*Job*. Rewrite the data below so that every "test-case-name-cell" becomes "test-case-title-cell", leaving all other text unchanged.

*Provided data*.

※ ※ ※

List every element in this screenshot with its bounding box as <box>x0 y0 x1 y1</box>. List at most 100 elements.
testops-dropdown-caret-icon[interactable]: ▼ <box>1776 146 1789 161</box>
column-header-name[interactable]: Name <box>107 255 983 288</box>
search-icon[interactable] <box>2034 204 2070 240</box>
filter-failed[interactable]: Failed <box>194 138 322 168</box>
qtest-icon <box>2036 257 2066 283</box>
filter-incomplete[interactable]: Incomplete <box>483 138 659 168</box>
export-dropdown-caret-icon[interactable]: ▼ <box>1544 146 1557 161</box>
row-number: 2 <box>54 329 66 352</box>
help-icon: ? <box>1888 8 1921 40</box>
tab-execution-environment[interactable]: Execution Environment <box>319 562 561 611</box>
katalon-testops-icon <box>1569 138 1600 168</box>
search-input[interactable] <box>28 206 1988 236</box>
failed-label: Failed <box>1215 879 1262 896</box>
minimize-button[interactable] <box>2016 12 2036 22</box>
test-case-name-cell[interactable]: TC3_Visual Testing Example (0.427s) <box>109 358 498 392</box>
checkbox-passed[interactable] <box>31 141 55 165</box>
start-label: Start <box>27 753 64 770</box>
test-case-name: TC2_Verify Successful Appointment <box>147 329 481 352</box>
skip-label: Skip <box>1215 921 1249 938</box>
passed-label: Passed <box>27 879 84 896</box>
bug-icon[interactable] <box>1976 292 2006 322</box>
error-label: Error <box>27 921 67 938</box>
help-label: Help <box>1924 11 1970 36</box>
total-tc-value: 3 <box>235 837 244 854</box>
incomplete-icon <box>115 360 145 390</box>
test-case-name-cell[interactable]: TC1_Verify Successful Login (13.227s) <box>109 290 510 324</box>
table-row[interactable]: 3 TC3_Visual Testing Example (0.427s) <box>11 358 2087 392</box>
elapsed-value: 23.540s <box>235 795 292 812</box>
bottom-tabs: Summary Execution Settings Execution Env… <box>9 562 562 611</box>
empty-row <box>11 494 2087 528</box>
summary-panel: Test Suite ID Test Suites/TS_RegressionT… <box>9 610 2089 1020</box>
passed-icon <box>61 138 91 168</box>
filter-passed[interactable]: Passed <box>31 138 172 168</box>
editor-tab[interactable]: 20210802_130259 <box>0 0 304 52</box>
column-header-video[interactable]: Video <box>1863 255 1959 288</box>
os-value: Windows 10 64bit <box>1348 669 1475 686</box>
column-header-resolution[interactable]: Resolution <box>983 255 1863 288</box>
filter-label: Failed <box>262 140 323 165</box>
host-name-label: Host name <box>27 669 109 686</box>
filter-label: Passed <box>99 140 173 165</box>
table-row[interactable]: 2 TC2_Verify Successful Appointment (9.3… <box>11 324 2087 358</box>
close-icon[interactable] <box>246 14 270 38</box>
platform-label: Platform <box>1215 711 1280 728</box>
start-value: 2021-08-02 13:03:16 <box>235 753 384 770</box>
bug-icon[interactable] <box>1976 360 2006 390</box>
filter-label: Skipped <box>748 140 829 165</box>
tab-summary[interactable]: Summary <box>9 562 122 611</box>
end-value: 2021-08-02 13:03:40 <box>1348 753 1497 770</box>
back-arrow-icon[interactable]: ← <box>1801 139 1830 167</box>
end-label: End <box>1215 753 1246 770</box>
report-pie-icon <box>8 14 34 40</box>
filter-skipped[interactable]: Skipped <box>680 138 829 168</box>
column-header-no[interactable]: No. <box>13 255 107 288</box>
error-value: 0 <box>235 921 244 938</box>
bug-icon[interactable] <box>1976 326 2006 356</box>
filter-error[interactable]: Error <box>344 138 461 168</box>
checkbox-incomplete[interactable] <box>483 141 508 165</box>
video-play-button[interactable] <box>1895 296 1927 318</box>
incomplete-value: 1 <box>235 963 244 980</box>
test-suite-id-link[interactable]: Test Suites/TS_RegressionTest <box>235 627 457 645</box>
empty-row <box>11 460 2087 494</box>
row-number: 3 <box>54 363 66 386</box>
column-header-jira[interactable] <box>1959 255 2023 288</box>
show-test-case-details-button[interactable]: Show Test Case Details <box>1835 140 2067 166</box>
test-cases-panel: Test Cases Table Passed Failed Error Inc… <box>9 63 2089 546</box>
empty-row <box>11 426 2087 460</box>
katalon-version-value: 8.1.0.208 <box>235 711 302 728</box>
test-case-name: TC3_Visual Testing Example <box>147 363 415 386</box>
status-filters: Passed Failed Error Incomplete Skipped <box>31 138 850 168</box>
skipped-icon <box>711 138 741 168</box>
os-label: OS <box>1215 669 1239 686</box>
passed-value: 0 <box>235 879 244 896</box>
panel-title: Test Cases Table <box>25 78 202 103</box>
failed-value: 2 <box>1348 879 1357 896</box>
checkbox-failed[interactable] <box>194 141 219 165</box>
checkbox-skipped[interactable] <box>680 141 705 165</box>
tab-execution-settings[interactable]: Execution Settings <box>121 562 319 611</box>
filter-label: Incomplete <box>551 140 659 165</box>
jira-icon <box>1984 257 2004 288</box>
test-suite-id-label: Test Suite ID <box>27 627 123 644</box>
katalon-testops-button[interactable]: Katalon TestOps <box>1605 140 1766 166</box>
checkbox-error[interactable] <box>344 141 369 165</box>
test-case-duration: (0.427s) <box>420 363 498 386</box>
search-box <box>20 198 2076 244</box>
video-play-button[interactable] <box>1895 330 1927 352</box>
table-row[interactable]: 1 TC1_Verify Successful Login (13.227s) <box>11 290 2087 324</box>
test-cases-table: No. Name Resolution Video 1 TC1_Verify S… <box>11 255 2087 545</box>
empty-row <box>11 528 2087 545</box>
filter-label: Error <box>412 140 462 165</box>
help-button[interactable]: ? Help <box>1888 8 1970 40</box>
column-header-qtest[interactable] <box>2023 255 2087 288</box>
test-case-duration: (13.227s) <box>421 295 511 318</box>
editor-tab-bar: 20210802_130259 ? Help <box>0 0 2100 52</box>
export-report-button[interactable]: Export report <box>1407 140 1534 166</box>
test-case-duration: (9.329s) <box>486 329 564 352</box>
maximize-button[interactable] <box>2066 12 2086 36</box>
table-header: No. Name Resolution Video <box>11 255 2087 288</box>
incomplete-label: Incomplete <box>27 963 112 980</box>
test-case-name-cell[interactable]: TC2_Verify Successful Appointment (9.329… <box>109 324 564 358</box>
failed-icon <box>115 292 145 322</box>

※ ※ ※

*Exercise response*.
List every element in this screenshot with its bounding box as <box>x0 y0 x1 y1</box>. List at most 100 elements.
testops-dropdown-caret-icon[interactable]: ▼ <box>1776 146 1789 161</box>
column-header-name[interactable]: Name <box>107 255 983 288</box>
search-icon[interactable] <box>2034 204 2070 240</box>
filter-failed[interactable]: Failed <box>194 138 322 168</box>
qtest-icon <box>2036 257 2066 283</box>
filter-incomplete[interactable]: Incomplete <box>483 138 659 168</box>
export-dropdown-caret-icon[interactable]: ▼ <box>1544 146 1557 161</box>
row-number: 2 <box>54 329 66 352</box>
help-icon: ? <box>1888 8 1921 40</box>
tab-execution-environment[interactable]: Execution Environment <box>319 562 561 611</box>
katalon-testops-icon <box>1569 138 1600 168</box>
search-input[interactable] <box>28 206 1988 236</box>
failed-label: Failed <box>1215 879 1262 896</box>
minimize-button[interactable] <box>2016 12 2036 22</box>
test-case-title-cell[interactable]: TC3_Visual Testing Example (0.427s) <box>109 358 498 392</box>
checkbox-passed[interactable] <box>31 141 55 165</box>
start-label: Start <box>27 753 64 770</box>
test-case-name: TC2_Verify Successful Appointment <box>147 329 481 352</box>
skip-label: Skip <box>1215 921 1249 938</box>
passed-label: Passed <box>27 879 84 896</box>
bug-icon[interactable] <box>1976 292 2006 322</box>
error-label: Error <box>27 921 67 938</box>
help-label: Help <box>1924 11 1970 36</box>
total-tc-value: 3 <box>235 837 244 854</box>
incomplete-icon <box>115 360 145 390</box>
test-case-title-cell[interactable]: TC1_Verify Successful Login (13.227s) <box>109 290 510 324</box>
table-row[interactable]: 3 TC3_Visual Testing Example (0.427s) <box>11 358 2087 392</box>
elapsed-value: 23.540s <box>235 795 292 812</box>
bottom-tabs: Summary Execution Settings Execution Env… <box>9 562 562 611</box>
empty-row <box>11 494 2087 528</box>
summary-panel: Test Suite ID Test Suites/TS_RegressionT… <box>9 610 2089 1020</box>
passed-icon <box>61 138 91 168</box>
filter-passed[interactable]: Passed <box>31 138 172 168</box>
editor-tab[interactable]: 20210802_130259 <box>0 0 304 52</box>
column-header-video[interactable]: Video <box>1863 255 1959 288</box>
os-value: Windows 10 64bit <box>1348 669 1475 686</box>
column-header-resolution[interactable]: Resolution <box>983 255 1863 288</box>
filter-label: Failed <box>262 140 323 165</box>
host-name-label: Host name <box>27 669 109 686</box>
filter-label: Passed <box>99 140 173 165</box>
table-row[interactable]: 2 TC2_Verify Successful Appointment (9.3… <box>11 324 2087 358</box>
close-icon[interactable] <box>246 14 270 38</box>
platform-label: Platform <box>1215 711 1280 728</box>
start-value: 2021-08-02 13:03:16 <box>235 753 384 770</box>
bug-icon[interactable] <box>1976 360 2006 390</box>
filter-label: Skipped <box>748 140 829 165</box>
tab-summary[interactable]: Summary <box>9 562 122 611</box>
end-value: 2021-08-02 13:03:40 <box>1348 753 1497 770</box>
back-arrow-icon[interactable]: ← <box>1801 139 1830 167</box>
end-label: End <box>1215 753 1246 770</box>
report-pie-icon <box>8 14 34 40</box>
filter-skipped[interactable]: Skipped <box>680 138 829 168</box>
column-header-no[interactable]: No. <box>13 255 107 288</box>
error-value: 0 <box>235 921 244 938</box>
bug-icon[interactable] <box>1976 326 2006 356</box>
filter-error[interactable]: Error <box>344 138 461 168</box>
checkbox-incomplete[interactable] <box>483 141 508 165</box>
video-play-button[interactable] <box>1895 296 1927 318</box>
incomplete-value: 1 <box>235 963 244 980</box>
test-suite-id-link[interactable]: Test Suites/TS_RegressionTest <box>235 627 457 645</box>
empty-row <box>11 460 2087 494</box>
row-number: 3 <box>54 363 66 386</box>
column-header-jira[interactable] <box>1959 255 2023 288</box>
show-test-case-details-button[interactable]: Show Test Case Details <box>1835 140 2067 166</box>
test-cases-panel: Test Cases Table Passed Failed Error Inc… <box>9 63 2089 546</box>
empty-row <box>11 426 2087 460</box>
katalon-version-value: 8.1.0.208 <box>235 711 302 728</box>
test-case-name: TC3_Visual Testing Example <box>147 363 415 386</box>
status-filters: Passed Failed Error Incomplete Skipped <box>31 138 850 168</box>
skipped-icon <box>711 138 741 168</box>
os-label: OS <box>1215 669 1239 686</box>
passed-value: 0 <box>235 879 244 896</box>
panel-title: Test Cases Table <box>25 78 202 103</box>
failed-value: 2 <box>1348 879 1357 896</box>
checkbox-failed[interactable] <box>194 141 219 165</box>
checkbox-skipped[interactable] <box>680 141 705 165</box>
tab-execution-settings[interactable]: Execution Settings <box>121 562 319 611</box>
filter-label: Incomplete <box>551 140 659 165</box>
jira-icon <box>1984 257 2004 288</box>
test-suite-id-label: Test Suite ID <box>27 627 123 644</box>
katalon-testops-button[interactable]: Katalon TestOps <box>1605 140 1766 166</box>
checkbox-error[interactable] <box>344 141 369 165</box>
test-case-duration: (0.427s) <box>420 363 498 386</box>
search-box <box>20 198 2076 244</box>
video-play-button[interactable] <box>1895 330 1927 352</box>
table-row[interactable]: 1 TC1_Verify Successful Login (13.227s) <box>11 290 2087 324</box>
test-cases-table: No. Name Resolution Video 1 TC1_Verify S… <box>11 255 2087 545</box>
empty-row <box>11 528 2087 545</box>
filter-label: Error <box>412 140 462 165</box>
help-button[interactable]: ? Help <box>1888 8 1970 40</box>
column-header-qtest[interactable] <box>2023 255 2087 288</box>
test-case-duration: (13.227s) <box>421 295 511 318</box>
editor-tab-bar: 20210802_130259 ? Help <box>0 0 2100 52</box>
export-report-button[interactable]: Export report <box>1407 140 1534 166</box>
test-case-duration: (9.329s) <box>486 329 564 352</box>
maximize-button[interactable] <box>2066 12 2086 36</box>
table-header: No. Name Resolution Video <box>11 255 2087 288</box>
incomplete-label: Incomplete <box>27 963 112 980</box>
test-case-title-cell[interactable]: TC2_Verify Successful Appointment (9.329… <box>109 324 564 358</box>
failed-icon <box>115 292 145 322</box>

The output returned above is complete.